AIM OF THE EXERCISE | Transcribe the records that follow, preserving every word.

----

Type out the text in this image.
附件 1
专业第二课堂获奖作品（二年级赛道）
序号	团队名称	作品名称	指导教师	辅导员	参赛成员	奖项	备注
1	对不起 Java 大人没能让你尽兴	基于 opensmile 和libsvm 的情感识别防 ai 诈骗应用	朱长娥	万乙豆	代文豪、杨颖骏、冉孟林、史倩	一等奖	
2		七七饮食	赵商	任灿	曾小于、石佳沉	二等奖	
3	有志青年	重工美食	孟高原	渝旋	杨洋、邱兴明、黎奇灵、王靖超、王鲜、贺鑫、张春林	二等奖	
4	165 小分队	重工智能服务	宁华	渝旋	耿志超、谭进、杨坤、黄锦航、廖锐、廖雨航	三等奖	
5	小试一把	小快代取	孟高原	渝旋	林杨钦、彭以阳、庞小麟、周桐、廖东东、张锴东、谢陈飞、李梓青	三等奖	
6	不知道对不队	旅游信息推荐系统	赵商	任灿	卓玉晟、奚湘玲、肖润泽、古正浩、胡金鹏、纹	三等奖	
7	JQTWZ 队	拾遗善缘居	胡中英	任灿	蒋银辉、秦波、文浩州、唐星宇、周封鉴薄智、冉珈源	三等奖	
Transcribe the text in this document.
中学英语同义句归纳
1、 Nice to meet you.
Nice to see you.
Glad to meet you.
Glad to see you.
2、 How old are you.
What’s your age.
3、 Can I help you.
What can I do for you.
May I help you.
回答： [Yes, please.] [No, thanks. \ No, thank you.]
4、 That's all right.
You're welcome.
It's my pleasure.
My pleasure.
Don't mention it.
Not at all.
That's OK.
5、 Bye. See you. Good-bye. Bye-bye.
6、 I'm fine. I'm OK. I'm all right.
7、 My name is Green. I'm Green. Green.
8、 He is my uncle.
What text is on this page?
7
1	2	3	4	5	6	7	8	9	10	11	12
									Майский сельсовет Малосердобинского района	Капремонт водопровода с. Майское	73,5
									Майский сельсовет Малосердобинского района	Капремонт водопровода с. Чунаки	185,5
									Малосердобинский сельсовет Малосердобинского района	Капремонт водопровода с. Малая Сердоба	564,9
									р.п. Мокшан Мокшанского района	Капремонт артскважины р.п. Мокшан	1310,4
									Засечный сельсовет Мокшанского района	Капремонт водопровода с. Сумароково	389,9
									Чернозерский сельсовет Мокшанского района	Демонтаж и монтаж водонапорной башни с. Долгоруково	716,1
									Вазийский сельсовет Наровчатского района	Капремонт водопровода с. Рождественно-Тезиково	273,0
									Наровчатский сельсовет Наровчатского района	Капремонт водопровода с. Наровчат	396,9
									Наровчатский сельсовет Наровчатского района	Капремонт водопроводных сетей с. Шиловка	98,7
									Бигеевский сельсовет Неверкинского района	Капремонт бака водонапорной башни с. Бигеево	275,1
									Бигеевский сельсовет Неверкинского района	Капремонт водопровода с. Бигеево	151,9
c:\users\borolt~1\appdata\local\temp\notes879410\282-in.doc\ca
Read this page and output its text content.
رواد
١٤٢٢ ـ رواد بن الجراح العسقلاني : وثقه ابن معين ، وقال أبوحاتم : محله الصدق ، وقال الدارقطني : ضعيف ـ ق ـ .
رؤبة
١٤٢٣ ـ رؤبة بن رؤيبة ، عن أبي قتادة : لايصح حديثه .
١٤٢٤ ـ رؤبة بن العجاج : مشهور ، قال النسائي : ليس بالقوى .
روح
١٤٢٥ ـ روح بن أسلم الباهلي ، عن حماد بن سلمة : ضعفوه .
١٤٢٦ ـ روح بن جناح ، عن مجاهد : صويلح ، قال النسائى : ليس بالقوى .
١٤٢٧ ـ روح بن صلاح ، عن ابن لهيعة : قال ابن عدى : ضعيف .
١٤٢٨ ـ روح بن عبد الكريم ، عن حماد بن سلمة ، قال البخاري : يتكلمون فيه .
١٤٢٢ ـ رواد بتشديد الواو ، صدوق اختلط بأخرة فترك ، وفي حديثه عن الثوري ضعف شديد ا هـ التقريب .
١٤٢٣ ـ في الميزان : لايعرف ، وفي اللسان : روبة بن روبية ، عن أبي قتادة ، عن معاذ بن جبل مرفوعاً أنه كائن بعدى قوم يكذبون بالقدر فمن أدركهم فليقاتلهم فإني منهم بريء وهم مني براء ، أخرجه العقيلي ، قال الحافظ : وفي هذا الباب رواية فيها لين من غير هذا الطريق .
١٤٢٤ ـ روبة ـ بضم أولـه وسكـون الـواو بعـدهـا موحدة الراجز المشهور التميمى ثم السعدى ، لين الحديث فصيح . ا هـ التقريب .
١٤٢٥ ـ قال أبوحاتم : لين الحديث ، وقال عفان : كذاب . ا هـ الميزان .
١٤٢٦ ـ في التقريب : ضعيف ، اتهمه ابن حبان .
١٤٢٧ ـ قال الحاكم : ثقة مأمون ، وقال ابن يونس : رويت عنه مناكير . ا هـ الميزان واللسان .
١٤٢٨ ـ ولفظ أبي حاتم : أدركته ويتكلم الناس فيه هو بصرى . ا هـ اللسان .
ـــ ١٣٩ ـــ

----

FINAL RESULT |
Type out the text in this image.
附件 1
专业第二课堂获奖作品（二年级赛道）
序号	团队名称	作品名称	指导教师	辅导员	参赛成员	奖项	备注
1	对不起 Java 大人没能让你尽兴	基于 opensmile 和libsvm 的情感识别防 ai 诈骗应用	朱长娥	万乙豆	代文豪、杨颖骏、冉孟林、史倩	一等奖	
2		七七饮食	赵商	任灿	曾小于、石佳沉	二等奖	
3	有志青年	重工美食	孟高原	渝旋	杨洋、邱兴明、黎奇灵、王靖超、王鲜、贺鑫、张春林	二等奖	
4	165 小分队	重工智能服务	宁华	渝旋	耿志超、谭进、杨坤、黄锦航、廖锐、廖雨航	三等奖	
5	小试一把	小快代取	孟高原	渝旋	林杨钦、彭以阳、庞小麟、周桐、廖东东、张锴东、谢陈飞、李梓青	三等奖	
6	不知道对不队	旅游信息推荐系统	赵商	任灿	卓玉晟、奚湘玲、肖润泽、古正浩、胡金鹏、纹	三等奖	
7	JQTWZ 队	拾遗善缘居	胡中英	任灿	蒋银辉、秦波、文浩州、唐星宇、周封鉴薄智、冉珈源	三等奖	
Transcribe the text in this document.
中学英语同义句归纳
1、 Nice to meet you.
Nice to see you.
Glad to meet you.
Glad to see you.
2、 How old are you.
What’s your age.
3、 Can I help you.
What can I do for you.
May I help you.
回答： [Yes, please.] [No, thanks. \ No, thank you.]
4、 That's all right.
You're welcome.
It's my pleasure.
My pleasure.
Don't mention it.
Not at all.
That's OK.
5、 Bye. See you. Good-bye. Bye-bye.
6、 I'm fine. I'm OK. I'm all right.
7、 My name is Green. I'm Green. Green.
8、 He is my uncle.
What text is on this page?
7
1	2	3	4	5	6	7	8	9	10	11	12
									Майский сельсовет Малосердобинского района	Капремонт водопровода с. Майское	73,5
									Майский сельсовет Малосердобинского района	Капремонт водопровода с. Чунаки	185,5
									Малосердобинский сельсовет Малосердобинского района	Капремонт водопровода с. Малая Сердоба	564,9
									р.п. Мокшан Мокшанского района	Капремонт артскважины р.п. Мокшан	1310,4
									Засечный сельсовет Мокшанского района	Капремонт водопровода с. Сумароково	389,9
									Чернозерский сельсовет Мокшанского района	Демонтаж и монтаж водонапорной башни с. Долгоруково	716,1
									Вазийский сельсовет Наровчатского района	Капремонт водопровода с. Рождественно-Тезиково	273,0
									Наровчатский сельсовет Наровчатского района	Капремонт водопровода с. Наровчат	396,9
									Наровчатский сельсовет Наровчатского района	Капремонт водопроводных сетей с. Шиловка	98,7
									Бигеевский сельсовет Неверкинского района	Капремонт бака водонапорной башни с. Бигеево	275,1
									Бигеевский сельсовет Неверкинского района	Капремонт водопровода с. Бигеево	151,9
c:\users\borolt~1\appdata\local\temp\notes879410\282-in.doc\ca
Read this page and output its text content.
رواد
١٤٢٢ ـ رواد بن الجراح العسقلاني : وثقه ابن معين ، وقال أبوحاتم : محله الصدق ، وقال الدارقطني : ضعيف ـ ق ـ .
رؤبة
١٤٢٣ ـ رؤبة بن رؤيبة ، عن أبي قتادة : لايصح حديثه .
١٤٢٤ ـ رؤبة بن العجاج : مشهور ، قال النسائي : ليس بالقوى .
روح
١٤٢٥ ـ روح بن أسلم الباهلي ، عن حماد بن سلمة : ضعفوه .
١٤٢٦ ـ روح بن جناح ، عن مجاهد : صويلح ، قال النسائى : ليس بالقوى .
١٤٢٧ ـ روح بن صلاح ، عن ابن لهيعة : قال ابن عدى : ضعيف .
١٤٢٨ ـ روح بن عبد الكريم ، عن حماد بن سلمة ، قال البخاري : يتكلمون فيه .
١٤٢٢ ـ رواد بتشديد الواو ، صدوق اختلط بأخرة فترك ، وفي حديثه عن الثوري ضعف شديد ا هـ التقريب .
١٤٢٣ ـ في الميزان : لايعرف ، وفي اللسان : روبة بن روبية ، عن أبي قتادة ، عن معاذ بن جبل مرفوعاً أنه كائن بعدى قوم يكذبون بالقدر فمن أدركهم فليقاتلهم فإني منهم بريء وهم مني براء ، أخرجه العقيلي ، قال الحافظ : وفي هذا الباب رواية فيها لين من غير هذا الطريق .
١٤٢٤ ـ روبة ـ بضم أولـه وسكـون الـواو بعـدهـا موحدة الراجز المشهور التميمى ثم السعدى ، لين الحديث فصيح . ا هـ التقريب .
١٤٢٥ ـ قال أبوحاتم : لين الحديث ، وقال عفان : كذاب . ا هـ الميزان .
١٤٢٦ ـ في التقريب : ضعيف ، اتهمه ابن حبان .
١٤٢٧ ـ قال الحاكم : ثقة مأمون ، وقال ابن يونس : رويت عنه مناكير . ا هـ الميزان واللسان .
١٤٢٨ ـ ولفظ أبي حاتم : أدركته ويتكلم الناس فيه هو بصرى . ا هـ اللسان .
ـــ ١٣٩ ـــ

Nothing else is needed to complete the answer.